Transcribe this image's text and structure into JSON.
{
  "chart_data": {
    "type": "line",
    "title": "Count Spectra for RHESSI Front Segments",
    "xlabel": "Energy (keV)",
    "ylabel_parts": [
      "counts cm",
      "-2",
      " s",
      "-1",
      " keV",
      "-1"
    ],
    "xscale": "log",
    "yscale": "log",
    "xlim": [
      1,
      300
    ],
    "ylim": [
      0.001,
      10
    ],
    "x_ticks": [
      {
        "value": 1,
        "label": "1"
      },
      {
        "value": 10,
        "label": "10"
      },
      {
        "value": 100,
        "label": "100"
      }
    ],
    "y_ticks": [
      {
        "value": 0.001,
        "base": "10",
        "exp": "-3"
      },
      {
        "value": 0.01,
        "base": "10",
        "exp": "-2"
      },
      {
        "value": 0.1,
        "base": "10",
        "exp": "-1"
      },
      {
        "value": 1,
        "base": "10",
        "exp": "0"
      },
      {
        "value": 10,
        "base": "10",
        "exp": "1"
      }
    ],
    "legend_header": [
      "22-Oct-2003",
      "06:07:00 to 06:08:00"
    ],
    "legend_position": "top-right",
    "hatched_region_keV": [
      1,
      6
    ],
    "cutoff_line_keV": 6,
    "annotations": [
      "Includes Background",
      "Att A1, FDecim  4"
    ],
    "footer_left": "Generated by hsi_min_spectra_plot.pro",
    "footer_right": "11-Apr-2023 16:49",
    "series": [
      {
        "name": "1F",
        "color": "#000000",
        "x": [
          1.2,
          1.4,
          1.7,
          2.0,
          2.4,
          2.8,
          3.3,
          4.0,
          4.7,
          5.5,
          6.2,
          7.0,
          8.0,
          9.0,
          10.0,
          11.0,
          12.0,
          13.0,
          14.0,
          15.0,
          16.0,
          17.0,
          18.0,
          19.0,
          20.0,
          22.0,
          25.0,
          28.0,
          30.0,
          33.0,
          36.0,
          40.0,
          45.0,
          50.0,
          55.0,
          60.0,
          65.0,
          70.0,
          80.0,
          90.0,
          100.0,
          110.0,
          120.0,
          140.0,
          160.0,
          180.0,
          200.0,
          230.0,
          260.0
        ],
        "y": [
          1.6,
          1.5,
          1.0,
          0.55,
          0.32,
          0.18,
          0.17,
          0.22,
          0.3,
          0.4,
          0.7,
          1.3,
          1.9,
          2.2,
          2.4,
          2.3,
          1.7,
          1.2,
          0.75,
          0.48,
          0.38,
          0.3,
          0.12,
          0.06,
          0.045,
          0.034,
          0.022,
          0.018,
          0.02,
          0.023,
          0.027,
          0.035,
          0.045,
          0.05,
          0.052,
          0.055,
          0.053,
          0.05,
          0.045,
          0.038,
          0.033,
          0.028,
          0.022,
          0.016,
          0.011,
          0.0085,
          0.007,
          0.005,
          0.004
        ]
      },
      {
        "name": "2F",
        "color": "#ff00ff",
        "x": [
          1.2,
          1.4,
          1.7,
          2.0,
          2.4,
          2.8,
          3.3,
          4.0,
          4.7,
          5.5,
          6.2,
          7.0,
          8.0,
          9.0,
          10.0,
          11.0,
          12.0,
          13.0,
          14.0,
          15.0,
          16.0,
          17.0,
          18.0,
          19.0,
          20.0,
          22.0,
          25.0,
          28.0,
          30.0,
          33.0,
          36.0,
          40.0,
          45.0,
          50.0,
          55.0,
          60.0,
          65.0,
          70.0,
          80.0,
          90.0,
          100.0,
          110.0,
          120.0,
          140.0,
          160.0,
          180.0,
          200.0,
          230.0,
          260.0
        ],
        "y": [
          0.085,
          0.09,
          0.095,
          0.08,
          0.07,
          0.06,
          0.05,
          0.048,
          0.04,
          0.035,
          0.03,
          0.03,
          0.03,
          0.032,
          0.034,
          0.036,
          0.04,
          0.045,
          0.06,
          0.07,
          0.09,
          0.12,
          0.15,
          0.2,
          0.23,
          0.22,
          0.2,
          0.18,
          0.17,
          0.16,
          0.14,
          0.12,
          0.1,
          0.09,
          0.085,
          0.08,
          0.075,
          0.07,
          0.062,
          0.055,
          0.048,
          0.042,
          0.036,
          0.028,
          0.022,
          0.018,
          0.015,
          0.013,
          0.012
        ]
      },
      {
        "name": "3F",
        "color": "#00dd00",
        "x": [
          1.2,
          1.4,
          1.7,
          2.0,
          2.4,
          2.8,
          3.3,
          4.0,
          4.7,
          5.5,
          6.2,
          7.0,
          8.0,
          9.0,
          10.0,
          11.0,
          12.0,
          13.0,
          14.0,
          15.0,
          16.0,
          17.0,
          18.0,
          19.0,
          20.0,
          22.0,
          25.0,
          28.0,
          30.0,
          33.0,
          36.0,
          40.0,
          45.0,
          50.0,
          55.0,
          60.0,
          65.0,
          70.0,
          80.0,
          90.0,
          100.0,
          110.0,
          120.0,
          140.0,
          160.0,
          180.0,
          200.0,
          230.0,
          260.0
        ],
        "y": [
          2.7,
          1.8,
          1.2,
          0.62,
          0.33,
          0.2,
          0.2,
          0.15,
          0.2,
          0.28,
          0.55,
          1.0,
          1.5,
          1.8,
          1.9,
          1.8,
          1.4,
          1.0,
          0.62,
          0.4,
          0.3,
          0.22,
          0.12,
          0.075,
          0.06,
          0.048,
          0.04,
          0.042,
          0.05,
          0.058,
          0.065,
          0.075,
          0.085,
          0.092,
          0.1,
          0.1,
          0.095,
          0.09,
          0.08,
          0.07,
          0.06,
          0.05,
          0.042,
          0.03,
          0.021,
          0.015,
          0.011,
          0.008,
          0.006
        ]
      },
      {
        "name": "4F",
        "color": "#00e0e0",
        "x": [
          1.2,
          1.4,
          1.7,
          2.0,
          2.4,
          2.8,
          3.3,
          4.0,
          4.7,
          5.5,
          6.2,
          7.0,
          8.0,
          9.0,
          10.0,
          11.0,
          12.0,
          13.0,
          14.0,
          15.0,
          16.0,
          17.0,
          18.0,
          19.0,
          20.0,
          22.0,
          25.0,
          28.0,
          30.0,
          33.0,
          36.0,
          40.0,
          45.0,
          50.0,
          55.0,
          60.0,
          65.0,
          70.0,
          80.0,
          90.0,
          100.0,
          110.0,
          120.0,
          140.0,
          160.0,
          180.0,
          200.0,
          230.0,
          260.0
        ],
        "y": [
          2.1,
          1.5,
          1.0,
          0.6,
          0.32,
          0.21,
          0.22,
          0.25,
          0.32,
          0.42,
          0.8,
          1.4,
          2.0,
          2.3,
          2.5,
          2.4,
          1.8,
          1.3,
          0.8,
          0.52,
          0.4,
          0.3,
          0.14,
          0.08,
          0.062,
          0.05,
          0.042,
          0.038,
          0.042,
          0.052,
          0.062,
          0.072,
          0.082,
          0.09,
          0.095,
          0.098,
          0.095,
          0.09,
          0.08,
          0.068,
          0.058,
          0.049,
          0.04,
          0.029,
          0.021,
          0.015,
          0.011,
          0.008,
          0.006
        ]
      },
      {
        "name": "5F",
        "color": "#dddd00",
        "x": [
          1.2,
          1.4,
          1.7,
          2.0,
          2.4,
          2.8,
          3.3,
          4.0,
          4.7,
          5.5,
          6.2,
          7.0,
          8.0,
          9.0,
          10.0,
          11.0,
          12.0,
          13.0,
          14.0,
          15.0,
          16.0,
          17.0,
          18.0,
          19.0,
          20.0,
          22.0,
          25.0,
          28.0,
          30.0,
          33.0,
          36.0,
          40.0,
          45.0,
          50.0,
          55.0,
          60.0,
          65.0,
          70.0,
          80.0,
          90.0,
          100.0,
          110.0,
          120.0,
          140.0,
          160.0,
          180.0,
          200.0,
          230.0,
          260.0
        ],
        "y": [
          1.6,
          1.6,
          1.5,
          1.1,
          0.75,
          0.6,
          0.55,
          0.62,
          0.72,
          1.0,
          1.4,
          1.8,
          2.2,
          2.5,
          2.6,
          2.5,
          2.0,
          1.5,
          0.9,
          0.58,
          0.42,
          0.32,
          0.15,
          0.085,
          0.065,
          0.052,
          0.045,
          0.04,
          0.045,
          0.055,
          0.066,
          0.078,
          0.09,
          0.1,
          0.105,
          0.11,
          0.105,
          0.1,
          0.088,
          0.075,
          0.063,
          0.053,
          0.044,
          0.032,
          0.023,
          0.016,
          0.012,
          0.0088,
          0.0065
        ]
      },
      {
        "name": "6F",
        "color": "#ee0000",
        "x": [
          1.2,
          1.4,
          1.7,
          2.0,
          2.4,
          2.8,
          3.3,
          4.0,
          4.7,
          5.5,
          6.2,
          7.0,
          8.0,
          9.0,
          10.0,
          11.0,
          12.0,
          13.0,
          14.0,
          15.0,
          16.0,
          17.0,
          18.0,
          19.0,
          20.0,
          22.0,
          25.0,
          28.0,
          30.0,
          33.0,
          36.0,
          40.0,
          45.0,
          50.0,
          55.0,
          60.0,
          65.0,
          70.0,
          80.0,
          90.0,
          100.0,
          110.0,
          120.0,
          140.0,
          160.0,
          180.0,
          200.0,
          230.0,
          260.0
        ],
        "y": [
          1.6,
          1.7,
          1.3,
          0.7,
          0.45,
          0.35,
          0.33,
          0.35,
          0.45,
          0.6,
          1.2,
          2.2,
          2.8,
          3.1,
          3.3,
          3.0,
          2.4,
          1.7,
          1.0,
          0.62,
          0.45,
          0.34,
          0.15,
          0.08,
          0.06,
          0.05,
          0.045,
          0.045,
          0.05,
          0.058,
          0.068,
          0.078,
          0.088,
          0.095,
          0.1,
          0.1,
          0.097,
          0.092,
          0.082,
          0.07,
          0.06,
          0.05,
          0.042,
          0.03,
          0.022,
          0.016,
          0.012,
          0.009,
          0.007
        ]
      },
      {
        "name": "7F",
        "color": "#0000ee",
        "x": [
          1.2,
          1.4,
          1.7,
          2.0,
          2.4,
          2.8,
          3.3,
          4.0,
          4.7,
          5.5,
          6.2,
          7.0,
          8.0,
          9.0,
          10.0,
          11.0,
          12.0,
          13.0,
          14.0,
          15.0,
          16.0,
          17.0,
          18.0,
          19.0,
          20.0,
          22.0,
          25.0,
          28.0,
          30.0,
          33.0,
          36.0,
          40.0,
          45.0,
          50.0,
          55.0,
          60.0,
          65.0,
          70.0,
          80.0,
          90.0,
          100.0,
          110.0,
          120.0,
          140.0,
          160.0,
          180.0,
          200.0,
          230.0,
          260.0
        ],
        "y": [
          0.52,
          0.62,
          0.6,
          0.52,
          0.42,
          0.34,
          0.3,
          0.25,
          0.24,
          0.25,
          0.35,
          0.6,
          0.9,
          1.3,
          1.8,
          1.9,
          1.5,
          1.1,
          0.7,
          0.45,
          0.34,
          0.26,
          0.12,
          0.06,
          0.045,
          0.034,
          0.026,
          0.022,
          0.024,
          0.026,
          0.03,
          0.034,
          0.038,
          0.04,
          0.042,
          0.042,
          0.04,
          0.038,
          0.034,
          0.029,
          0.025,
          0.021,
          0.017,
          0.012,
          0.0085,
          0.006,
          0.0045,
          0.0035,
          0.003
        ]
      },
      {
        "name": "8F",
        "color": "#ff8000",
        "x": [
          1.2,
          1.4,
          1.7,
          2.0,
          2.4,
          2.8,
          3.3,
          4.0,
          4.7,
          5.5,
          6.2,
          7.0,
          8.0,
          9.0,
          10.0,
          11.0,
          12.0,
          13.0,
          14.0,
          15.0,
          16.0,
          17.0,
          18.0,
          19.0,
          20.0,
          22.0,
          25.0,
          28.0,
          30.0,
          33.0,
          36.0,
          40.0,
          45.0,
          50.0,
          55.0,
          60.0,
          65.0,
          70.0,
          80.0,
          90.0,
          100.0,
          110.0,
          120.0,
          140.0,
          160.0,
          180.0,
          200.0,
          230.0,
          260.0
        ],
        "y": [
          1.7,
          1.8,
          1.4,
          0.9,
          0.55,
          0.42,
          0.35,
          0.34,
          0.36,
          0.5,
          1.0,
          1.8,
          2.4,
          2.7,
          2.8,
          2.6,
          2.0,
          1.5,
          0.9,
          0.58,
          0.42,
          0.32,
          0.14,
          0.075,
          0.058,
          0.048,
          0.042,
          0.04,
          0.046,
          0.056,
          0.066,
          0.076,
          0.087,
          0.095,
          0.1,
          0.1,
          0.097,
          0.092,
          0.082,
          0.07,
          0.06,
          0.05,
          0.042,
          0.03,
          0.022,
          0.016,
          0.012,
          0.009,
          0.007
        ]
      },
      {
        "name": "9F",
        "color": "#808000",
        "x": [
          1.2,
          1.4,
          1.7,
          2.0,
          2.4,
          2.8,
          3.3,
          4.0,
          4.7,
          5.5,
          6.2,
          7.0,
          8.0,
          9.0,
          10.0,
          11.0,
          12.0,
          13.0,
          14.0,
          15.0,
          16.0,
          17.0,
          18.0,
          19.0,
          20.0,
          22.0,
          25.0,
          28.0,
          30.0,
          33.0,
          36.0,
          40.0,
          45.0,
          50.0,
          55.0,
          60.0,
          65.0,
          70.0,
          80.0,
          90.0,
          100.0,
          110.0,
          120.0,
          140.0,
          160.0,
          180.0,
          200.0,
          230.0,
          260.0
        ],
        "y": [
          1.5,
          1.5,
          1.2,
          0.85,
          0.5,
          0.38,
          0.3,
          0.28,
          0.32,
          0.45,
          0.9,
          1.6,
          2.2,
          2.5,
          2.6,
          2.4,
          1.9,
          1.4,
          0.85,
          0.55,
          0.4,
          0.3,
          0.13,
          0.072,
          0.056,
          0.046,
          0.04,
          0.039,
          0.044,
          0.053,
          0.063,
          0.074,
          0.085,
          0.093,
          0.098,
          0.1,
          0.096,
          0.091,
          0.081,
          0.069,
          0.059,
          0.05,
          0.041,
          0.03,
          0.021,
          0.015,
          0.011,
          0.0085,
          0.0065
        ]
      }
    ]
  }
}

■ ■ ■

Collect each line of the entries that has the word "value", copying it in full.

SOLUTION TO THIS EXERCISE:
        "value": 1,
        "value": 10,
        "value": 100,
        "value": 0.001,
        "value": 0.01,
        "value": 0.1,
        "value": 1,
        "value": 10,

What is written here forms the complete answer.